PROMPT: From the entries that follow, pick out all lines holding "vstupu".

Extracted data entries:
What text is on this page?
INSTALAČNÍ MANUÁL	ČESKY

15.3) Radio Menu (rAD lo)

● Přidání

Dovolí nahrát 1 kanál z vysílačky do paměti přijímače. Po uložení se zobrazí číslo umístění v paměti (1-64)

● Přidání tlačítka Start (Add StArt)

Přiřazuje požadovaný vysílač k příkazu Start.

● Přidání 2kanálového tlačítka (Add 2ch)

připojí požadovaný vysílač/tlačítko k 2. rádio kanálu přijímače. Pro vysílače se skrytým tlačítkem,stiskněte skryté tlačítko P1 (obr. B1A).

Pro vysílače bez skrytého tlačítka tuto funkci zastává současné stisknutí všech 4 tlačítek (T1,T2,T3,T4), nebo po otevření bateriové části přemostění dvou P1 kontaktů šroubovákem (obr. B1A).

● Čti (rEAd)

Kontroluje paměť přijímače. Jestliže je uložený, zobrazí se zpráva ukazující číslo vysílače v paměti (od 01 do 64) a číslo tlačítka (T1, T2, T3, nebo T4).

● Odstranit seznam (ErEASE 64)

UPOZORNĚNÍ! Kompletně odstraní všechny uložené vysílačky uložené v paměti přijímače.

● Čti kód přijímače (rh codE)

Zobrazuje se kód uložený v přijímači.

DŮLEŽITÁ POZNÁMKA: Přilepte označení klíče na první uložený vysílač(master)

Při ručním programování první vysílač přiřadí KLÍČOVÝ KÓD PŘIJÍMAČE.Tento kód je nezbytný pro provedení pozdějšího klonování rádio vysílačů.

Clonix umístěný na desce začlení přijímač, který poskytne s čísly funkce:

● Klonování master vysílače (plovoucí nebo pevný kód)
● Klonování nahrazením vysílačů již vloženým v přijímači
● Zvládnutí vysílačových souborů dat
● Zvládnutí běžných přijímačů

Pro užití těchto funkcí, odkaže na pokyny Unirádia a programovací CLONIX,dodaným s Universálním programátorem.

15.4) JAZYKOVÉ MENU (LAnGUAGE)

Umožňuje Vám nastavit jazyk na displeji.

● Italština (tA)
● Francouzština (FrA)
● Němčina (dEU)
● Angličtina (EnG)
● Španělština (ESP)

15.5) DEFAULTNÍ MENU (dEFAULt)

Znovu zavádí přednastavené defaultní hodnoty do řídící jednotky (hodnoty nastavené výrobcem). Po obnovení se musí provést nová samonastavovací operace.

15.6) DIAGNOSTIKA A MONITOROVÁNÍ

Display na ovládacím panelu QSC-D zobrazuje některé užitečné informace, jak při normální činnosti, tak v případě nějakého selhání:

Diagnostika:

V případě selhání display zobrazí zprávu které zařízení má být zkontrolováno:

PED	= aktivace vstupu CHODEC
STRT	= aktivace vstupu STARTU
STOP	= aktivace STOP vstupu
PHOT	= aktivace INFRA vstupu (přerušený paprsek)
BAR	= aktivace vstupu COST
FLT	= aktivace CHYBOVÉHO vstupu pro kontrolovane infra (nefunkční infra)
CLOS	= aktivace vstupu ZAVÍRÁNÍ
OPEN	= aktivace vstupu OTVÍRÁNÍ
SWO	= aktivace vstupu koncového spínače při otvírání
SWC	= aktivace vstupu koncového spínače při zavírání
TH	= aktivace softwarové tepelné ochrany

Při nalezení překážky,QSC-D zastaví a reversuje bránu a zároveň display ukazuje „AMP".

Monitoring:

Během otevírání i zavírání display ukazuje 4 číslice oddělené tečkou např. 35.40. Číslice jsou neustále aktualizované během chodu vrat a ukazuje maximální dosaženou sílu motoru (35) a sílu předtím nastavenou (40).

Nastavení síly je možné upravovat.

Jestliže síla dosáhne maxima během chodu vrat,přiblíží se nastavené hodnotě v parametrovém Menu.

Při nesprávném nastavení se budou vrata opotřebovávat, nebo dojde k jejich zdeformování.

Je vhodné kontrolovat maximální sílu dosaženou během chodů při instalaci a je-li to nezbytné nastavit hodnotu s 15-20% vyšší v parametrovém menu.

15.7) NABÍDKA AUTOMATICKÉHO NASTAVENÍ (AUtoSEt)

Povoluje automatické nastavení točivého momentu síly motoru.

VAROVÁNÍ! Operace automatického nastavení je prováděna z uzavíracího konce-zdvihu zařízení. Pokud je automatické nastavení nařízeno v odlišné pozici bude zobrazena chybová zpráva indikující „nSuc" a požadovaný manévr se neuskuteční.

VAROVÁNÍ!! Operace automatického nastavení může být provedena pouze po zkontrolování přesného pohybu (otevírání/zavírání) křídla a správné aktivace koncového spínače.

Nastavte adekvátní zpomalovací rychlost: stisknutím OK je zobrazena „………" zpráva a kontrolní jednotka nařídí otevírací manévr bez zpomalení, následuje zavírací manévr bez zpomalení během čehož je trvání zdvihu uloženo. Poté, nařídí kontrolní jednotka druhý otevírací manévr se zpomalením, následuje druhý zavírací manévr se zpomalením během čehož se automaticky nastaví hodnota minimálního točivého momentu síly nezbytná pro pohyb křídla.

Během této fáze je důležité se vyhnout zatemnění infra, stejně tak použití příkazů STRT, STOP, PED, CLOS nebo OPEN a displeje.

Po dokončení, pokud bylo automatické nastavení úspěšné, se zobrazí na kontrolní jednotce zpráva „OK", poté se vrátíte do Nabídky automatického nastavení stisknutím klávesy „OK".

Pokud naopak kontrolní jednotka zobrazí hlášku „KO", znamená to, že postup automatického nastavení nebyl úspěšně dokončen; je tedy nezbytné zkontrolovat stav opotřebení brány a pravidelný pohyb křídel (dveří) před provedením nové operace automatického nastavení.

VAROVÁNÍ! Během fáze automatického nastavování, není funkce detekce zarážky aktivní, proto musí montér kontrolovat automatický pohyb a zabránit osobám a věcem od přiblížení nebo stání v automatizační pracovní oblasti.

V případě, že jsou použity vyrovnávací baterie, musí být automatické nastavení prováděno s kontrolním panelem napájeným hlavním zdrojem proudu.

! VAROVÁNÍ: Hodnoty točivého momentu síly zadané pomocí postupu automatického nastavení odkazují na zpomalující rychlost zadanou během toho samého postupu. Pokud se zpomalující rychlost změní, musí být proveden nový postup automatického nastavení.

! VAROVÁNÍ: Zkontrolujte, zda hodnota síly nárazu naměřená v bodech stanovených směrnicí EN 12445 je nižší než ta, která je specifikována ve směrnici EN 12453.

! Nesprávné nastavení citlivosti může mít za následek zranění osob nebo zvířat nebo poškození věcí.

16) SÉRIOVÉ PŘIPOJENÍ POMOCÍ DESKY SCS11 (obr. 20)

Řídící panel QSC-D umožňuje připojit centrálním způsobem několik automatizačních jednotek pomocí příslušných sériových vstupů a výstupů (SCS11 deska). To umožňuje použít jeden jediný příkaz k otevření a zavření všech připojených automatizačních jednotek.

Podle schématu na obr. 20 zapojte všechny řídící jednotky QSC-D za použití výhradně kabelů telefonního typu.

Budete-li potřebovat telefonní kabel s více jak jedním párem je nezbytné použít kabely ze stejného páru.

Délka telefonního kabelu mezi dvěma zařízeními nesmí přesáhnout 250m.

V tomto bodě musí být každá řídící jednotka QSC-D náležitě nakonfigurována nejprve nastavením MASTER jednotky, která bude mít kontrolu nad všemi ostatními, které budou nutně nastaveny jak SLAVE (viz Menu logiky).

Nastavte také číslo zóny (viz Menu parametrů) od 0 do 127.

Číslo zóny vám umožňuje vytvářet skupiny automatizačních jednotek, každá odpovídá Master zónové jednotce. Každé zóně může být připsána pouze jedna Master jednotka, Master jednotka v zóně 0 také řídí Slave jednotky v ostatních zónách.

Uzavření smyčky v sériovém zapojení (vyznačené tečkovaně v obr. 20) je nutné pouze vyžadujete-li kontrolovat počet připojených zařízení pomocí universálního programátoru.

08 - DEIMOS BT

TASK ANSWER:
PED	= aktivace vstupu CHODEC
STRT	= aktivace vstupu STARTU
STOP	= aktivace STOP vstupu
PHOT	= aktivace INFRA vstupu (přerušený paprsek)
BAR	= aktivace vstupu COST
FLT	= aktivace CHYBOVÉHO vstupu pro kontrolovane infra (nefunkční infra)
CLOS	= aktivace vstupu ZAVÍRÁNÍ
OPEN	= aktivace vstupu OTVÍRÁNÍ
SWO	= aktivace vstupu koncového spínače při otvírání
SWC	= aktivace vstupu koncového spínače při zavírání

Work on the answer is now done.